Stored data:
- - -
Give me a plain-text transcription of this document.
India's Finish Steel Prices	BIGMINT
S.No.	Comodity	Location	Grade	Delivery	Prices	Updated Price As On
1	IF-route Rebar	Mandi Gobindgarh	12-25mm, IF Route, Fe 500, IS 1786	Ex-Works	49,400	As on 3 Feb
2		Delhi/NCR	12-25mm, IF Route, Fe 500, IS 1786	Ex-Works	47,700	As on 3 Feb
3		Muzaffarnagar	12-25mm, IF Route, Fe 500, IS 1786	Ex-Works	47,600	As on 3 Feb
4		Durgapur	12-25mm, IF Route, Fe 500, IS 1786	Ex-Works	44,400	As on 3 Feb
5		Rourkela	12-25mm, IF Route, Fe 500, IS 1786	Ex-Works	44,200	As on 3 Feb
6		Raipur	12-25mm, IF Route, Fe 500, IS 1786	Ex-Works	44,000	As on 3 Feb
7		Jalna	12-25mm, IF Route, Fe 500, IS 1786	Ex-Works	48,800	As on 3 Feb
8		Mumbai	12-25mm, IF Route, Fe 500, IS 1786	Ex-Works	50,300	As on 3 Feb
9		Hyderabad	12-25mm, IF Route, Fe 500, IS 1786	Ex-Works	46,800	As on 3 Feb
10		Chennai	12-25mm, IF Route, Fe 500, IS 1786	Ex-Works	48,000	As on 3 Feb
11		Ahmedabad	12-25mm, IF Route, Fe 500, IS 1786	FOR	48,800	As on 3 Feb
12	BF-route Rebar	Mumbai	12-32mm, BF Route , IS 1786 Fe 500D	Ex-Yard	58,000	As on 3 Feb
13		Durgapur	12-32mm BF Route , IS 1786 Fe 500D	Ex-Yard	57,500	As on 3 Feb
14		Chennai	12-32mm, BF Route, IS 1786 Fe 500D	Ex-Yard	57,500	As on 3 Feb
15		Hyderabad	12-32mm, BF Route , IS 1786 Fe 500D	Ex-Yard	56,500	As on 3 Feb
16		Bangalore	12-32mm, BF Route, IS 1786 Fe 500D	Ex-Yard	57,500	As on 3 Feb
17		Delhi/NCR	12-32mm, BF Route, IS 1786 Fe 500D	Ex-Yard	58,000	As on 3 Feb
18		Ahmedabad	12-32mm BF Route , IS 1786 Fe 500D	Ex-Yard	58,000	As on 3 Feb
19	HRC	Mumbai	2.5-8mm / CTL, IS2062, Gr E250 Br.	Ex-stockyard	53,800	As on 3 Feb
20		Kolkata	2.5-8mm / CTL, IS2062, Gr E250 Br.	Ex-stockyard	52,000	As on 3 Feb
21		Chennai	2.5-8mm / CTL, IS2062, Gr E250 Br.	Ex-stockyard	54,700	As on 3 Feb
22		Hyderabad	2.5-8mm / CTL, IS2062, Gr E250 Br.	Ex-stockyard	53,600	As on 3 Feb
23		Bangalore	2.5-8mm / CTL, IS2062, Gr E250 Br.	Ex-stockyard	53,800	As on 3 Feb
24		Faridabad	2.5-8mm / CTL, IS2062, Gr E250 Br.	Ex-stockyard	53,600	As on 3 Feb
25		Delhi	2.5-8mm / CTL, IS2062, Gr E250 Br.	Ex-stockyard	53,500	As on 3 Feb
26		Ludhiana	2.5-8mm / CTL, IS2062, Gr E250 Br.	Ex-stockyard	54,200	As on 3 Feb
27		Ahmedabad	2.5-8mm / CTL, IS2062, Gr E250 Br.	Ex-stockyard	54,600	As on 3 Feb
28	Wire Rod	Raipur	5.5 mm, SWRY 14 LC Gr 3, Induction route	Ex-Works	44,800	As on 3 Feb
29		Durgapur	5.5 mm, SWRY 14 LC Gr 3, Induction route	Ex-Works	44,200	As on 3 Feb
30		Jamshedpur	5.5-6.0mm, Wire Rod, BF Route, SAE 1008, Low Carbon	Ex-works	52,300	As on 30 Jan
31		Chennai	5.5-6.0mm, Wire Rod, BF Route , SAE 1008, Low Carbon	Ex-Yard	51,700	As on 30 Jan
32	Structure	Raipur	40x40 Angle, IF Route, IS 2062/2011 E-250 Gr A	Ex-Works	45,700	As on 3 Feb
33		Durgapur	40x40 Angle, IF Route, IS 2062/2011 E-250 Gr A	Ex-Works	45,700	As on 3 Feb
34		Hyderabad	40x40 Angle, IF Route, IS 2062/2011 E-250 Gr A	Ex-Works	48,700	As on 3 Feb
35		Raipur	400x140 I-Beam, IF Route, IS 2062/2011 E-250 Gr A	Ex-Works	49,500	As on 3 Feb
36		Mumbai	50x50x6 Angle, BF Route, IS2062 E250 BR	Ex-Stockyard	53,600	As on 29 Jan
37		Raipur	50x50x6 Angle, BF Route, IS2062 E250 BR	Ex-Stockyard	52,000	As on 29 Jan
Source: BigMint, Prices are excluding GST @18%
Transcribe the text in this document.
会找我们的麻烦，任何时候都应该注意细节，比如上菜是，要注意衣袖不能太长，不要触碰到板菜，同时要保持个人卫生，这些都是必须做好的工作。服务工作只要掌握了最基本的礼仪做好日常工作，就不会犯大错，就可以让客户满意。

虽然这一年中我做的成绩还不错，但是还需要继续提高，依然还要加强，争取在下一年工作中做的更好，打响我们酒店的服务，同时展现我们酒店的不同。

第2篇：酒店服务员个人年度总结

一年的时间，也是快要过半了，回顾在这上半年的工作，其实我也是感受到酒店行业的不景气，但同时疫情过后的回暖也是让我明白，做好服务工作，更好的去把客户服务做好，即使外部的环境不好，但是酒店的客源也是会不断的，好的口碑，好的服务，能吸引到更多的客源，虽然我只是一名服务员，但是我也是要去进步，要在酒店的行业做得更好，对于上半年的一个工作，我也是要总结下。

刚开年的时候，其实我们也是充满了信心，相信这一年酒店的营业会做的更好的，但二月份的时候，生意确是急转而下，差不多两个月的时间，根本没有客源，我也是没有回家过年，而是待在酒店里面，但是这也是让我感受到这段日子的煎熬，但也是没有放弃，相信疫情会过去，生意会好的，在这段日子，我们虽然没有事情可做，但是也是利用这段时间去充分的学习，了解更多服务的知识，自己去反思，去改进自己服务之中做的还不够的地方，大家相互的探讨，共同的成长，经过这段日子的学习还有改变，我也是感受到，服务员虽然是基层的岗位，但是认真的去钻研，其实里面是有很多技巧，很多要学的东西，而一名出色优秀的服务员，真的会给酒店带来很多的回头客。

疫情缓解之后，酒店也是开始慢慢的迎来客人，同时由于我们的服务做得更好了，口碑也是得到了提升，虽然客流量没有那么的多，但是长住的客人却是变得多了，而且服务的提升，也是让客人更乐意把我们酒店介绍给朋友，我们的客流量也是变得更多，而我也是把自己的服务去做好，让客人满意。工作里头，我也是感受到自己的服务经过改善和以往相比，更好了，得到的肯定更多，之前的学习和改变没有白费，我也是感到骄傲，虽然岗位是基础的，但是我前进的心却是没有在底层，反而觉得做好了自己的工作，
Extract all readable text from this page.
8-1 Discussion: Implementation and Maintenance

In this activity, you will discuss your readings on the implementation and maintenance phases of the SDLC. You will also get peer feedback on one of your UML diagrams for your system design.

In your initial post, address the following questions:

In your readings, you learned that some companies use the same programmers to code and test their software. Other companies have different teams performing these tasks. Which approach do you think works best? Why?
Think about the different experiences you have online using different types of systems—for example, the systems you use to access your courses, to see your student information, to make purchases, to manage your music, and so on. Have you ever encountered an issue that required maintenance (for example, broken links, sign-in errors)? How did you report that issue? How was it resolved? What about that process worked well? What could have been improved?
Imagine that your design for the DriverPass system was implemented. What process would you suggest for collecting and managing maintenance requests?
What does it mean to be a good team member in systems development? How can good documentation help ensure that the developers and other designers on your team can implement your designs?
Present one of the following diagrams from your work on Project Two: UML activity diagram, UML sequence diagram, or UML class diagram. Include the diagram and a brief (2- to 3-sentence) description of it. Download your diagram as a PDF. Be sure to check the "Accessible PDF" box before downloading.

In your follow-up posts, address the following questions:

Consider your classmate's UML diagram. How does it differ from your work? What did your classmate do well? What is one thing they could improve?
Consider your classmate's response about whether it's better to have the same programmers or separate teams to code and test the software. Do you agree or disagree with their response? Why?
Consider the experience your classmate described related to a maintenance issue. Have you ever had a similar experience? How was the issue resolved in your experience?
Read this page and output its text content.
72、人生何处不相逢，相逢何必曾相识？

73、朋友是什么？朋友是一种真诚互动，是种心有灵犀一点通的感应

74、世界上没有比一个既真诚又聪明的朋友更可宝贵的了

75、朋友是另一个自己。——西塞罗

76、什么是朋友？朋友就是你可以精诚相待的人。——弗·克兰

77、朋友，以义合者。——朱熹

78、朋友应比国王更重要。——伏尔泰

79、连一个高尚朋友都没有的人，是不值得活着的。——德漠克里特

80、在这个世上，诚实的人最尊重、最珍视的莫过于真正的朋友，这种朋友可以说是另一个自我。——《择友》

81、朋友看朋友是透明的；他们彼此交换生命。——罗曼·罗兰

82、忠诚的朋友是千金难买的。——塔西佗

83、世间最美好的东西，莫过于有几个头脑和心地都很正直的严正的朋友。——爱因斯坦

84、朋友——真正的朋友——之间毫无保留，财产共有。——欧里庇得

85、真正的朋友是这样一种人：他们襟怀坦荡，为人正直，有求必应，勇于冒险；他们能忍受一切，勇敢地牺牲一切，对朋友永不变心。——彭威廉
- - -
• **GOAL**
Return each line of the listing that holds the string "Consider".

• **SOLUTION TO THE PROBLEM**
Consider your classmate's UML diagram. How does it differ from your work? What did your classmate do well? What is one thing they could improve?
Consider your classmate's response about whether it's better to have the same programmers or separate teams to code and test the software. Do you agree or disagree with their response? Why?
Consider the experience your classmate described related to a maintenance issue. Have you ever had a similar experience? How was the issue resolved in your experience?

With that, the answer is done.